STATED TASK ->
Output the records exactly as they appear, with no pictures included.

################

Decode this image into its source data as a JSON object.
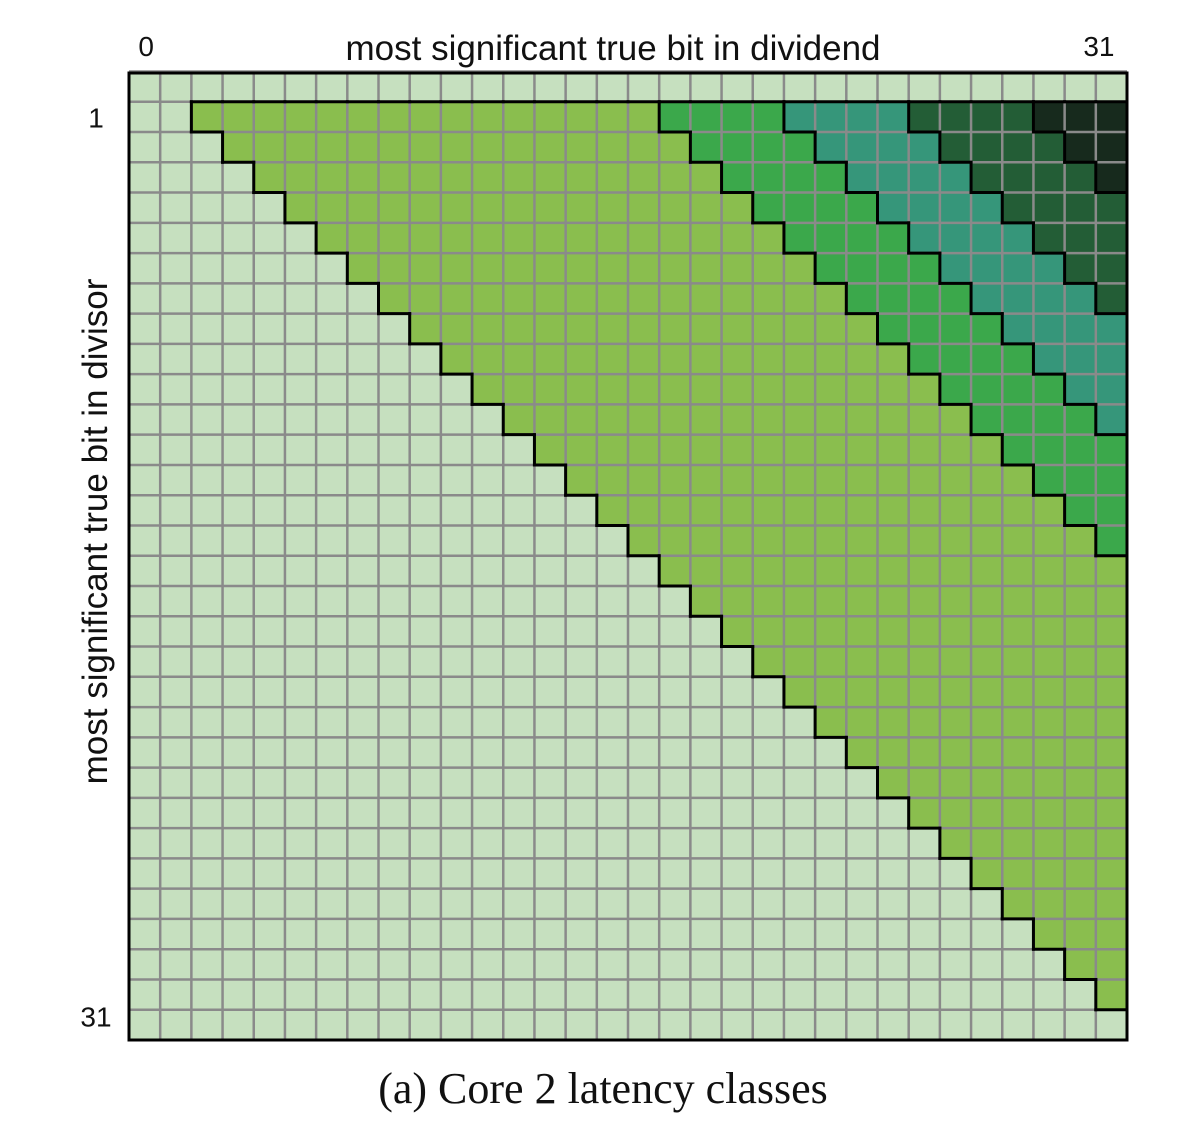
{
  "chart_data": {
    "type": "heatmap",
    "title": "",
    "caption": "(a) Core 2 latency classes",
    "xlabel": "most significant true bit in dividend",
    "ylabel": "most significant true bit in divisor",
    "x_range": [
      0,
      31
    ],
    "y_range": [
      1,
      31
    ],
    "x_tick_labels": [
      "0",
      "31"
    ],
    "y_tick_labels": [
      "1",
      "31"
    ],
    "grid": true,
    "class_colors": [
      "#c6e0bf",
      "#8abe4e",
      "#3ba84b",
      "#36967a",
      "#235d36",
      "#172a1d"
    ],
    "class_boundaries": {
      "description_rows": "for divisor bit y (1..31): cell (x,y) is class 0 if x < y + 1, class 1 if y+1 <= x < y+16, class 2 if y+16 <= x < y+20, class 3 if y+20 <= x < y+24, class 4 if y+24 <= x < y+28, class 5 if x >= y+28",
      "offsets": [
        1,
        16,
        20,
        24,
        28
      ]
    }
  }
}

################

EXERCISE RESULT ->
Decode this image into its source data as a JSON object.
{
  "chart_data": {
    "type": "heatmap",
    "title": "",
    "caption": "(a) Core 2 latency classes",
    "xlabel": "most significant true bit in dividend",
    "ylabel": "most significant true bit in divisor",
    "x_range": [
      0,
      31
    ],
    "y_range": [
      1,
      31
    ],
    "x_tick_labels": [
      "0",
      "31"
    ],
    "y_tick_labels": [
      "1",
      "31"
    ],
    "grid": true,
    "class_colors": [
      "#c6e0bf",
      "#8abe4e",
      "#3ba84b",
      "#36967a",
      "#235d36",
      "#172a1d"
    ],
    "class_boundaries": {
      "description_rows": "for divisor bit y (1..31): cell (x,y) is class 0 if x < y + 1, class 1 if y+1 <= x < y+16, class 2 if y+16 <= x < y+20, class 3 if y+20 <= x < y+24, class 4 if y+24 <= x < y+28, class 5 if x >= y+28",
      "offsets": [
        1,
        16,
        20,
        24,
        28
      ]
    }
  }
}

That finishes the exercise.